Collected data:
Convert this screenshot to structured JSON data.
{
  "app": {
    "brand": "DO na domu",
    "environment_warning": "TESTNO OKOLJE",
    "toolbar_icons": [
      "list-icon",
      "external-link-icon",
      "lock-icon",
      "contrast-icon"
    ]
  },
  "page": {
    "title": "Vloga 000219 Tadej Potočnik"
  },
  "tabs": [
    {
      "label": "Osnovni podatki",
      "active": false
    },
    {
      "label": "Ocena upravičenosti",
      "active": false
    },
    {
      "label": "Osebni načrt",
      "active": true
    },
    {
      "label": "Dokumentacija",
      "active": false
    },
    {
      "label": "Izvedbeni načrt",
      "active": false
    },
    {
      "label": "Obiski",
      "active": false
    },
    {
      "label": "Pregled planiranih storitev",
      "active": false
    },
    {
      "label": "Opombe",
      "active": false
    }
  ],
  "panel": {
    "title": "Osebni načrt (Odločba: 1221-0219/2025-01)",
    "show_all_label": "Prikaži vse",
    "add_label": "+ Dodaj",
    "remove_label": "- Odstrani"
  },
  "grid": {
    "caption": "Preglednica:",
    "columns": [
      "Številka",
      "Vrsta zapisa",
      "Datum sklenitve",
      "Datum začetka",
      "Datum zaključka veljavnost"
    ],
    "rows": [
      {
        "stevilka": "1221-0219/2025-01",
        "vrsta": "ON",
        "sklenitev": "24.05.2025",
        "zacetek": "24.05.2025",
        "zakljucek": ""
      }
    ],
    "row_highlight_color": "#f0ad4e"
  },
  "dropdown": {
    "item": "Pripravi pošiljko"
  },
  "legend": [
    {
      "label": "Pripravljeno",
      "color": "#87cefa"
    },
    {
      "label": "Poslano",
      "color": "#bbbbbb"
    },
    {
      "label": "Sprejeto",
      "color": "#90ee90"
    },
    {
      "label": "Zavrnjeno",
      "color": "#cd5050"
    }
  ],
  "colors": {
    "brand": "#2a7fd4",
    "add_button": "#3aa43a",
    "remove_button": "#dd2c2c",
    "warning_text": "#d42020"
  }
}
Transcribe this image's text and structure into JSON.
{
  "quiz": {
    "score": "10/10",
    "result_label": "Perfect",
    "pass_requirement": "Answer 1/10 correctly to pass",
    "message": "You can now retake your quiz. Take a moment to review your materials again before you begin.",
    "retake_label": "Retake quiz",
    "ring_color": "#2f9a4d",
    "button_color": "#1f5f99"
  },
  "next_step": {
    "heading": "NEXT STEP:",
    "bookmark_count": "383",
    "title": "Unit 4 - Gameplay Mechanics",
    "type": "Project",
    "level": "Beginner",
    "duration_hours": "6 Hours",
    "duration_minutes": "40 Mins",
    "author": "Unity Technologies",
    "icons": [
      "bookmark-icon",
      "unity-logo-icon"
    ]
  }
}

AIM:
Within the entries above, how many lines contain "JSON"? Respond with the number only.

RESPONSE BELOW:
2